(begin)
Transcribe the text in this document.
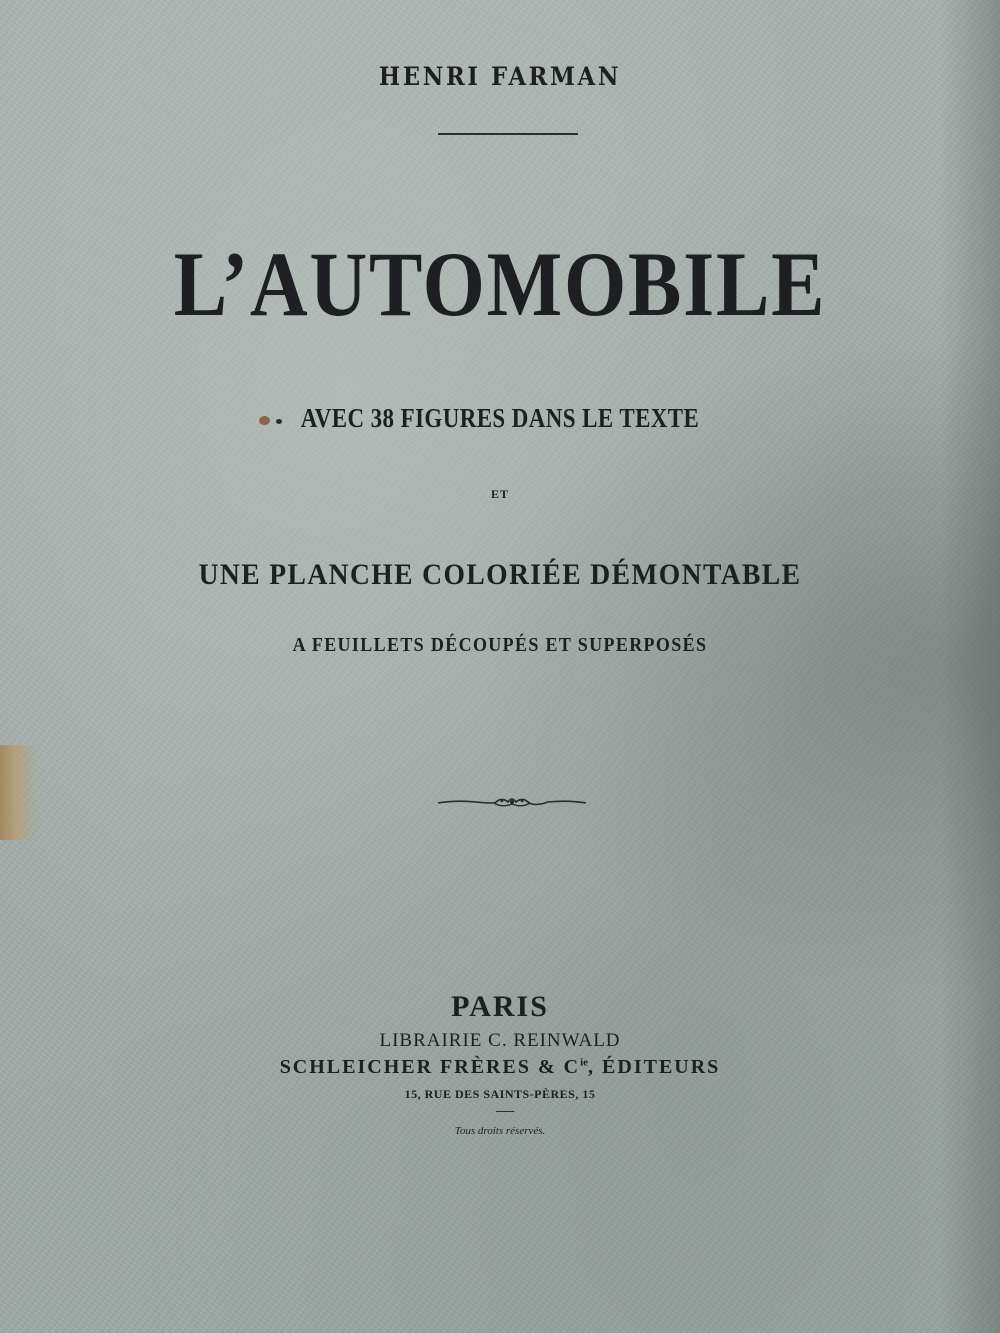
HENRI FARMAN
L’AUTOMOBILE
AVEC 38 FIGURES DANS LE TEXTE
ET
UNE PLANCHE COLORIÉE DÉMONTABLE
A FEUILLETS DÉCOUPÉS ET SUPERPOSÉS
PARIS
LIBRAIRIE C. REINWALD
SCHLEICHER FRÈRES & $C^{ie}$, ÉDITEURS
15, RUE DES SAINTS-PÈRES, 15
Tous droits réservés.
(end)
> What is expected: Output a faithful copy of the data, with each picture left out.

> Task response:
Transcribe the text in this document.
HENRI FARMAN
L’AUTOMOBILE
AVEC 38 FIGURES DANS LE TEXTE
ET
UNE PLANCHE COLORIÉE DÉMONTABLE
A FEUILLETS DÉCOUPÉS ET SUPERPOSÉS
PARIS
LIBRAIRIE C. REINWALD
SCHLEICHER FRÈRES & $C^{ie}$, ÉDITEURS
15, RUE DES SAINTS-PÈRES, 15
Tous droits réservés.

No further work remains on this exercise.